__What the exercise asks__:
Provide an exact copy of the data, excluding the images.
################
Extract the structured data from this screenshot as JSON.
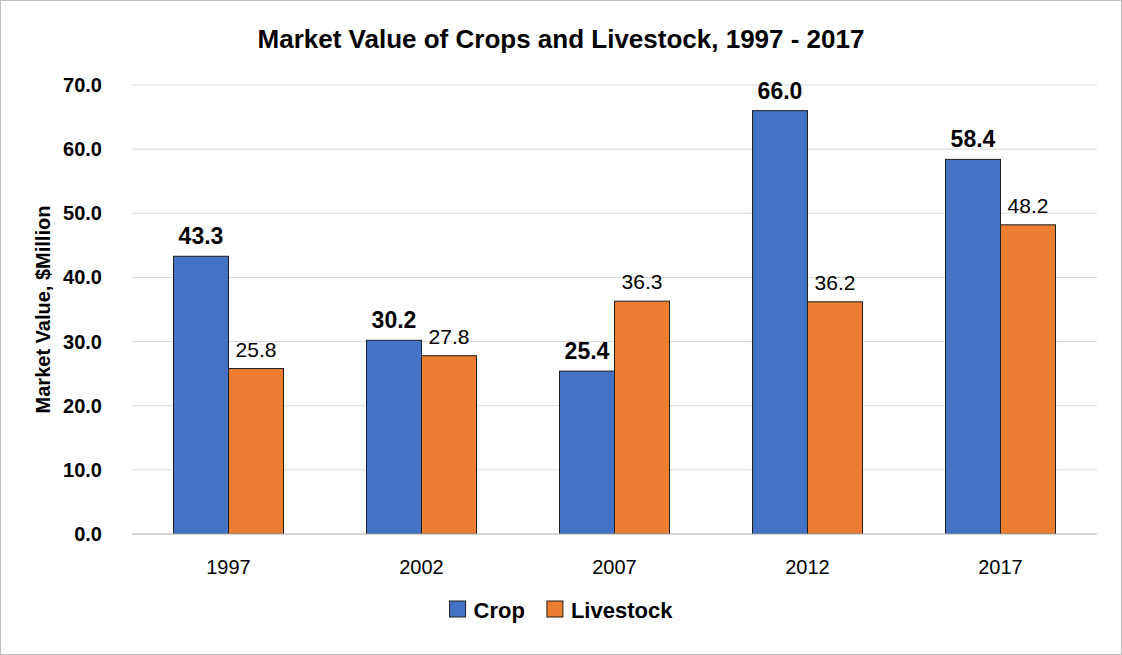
{
  "chart_data": {
    "type": "bar",
    "title": "Market Value of Crops and Livestock, 1997 - 2017",
    "y_label": "Market Value, $Million",
    "categories": [
      "1997",
      "2002",
      "2007",
      "2012",
      "2017"
    ],
    "series": [
      {
        "name": "Crop",
        "color": "#4472c4",
        "values": [
          43.3,
          30.2,
          25.4,
          66.0,
          58.4
        ],
        "value_labels": [
          "43.3",
          "30.2",
          "25.4",
          "66.0",
          "58.4"
        ]
      },
      {
        "name": "Livestock",
        "color": "#ed7d31",
        "values": [
          25.8,
          27.8,
          36.3,
          36.2,
          48.2
        ]
      }
    ],
    "ylim": [
      0,
      70
    ],
    "yticks": [
      {
        "value": 0,
        "label": "0.0"
      },
      {
        "value": 10,
        "label": "10.0"
      },
      {
        "value": 20,
        "label": "20.0"
      },
      {
        "value": 30,
        "label": "30.0"
      },
      {
        "value": 40,
        "label": "40.0"
      },
      {
        "value": 50,
        "label": "50.0"
      },
      {
        "value": 60,
        "label": "60.0"
      },
      {
        "value": 70,
        "label": "70.0"
      }
    ],
    "grid": true,
    "data_labels": true,
    "legend": "bottom"
  }
}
################
__Exercise result__:
Extract the structured data from this screenshot as JSON.
{
  "chart_data": {
    "type": "bar",
    "title": "Market Value of Crops and Livestock, 1997 - 2017",
    "y_label": "Market Value, $Million",
    "categories": [
      "1997",
      "2002",
      "2007",
      "2012",
      "2017"
    ],
    "series": [
      {
        "name": "Crop",
        "color": "#4472c4",
        "values": [
          43.3,
          30.2,
          25.4,
          66.0,
          58.4
        ],
        "value_labels": [
          "43.3",
          "30.2",
          "25.4",
          "66.0",
          "58.4"
        ]
      },
      {
        "name": "Livestock",
        "color": "#ed7d31",
        "values": [
          25.8,
          27.8,
          36.3,
          36.2,
          48.2
        ]
      }
    ],
    "ylim": [
      0,
      70
    ],
    "yticks": [
      {
        "value": 0,
        "label": "0.0"
      },
      {
        "value": 10,
        "label": "10.0"
      },
      {
        "value": 20,
        "label": "20.0"
      },
      {
        "value": 30,
        "label": "30.0"
      },
      {
        "value": 40,
        "label": "40.0"
      },
      {
        "value": 50,
        "label": "50.0"
      },
      {
        "value": 60,
        "label": "60.0"
      },
      {
        "value": 70,
        "label": "70.0"
      }
    ],
    "grid": true,
    "data_labels": true,
    "legend": "bottom"
  }
}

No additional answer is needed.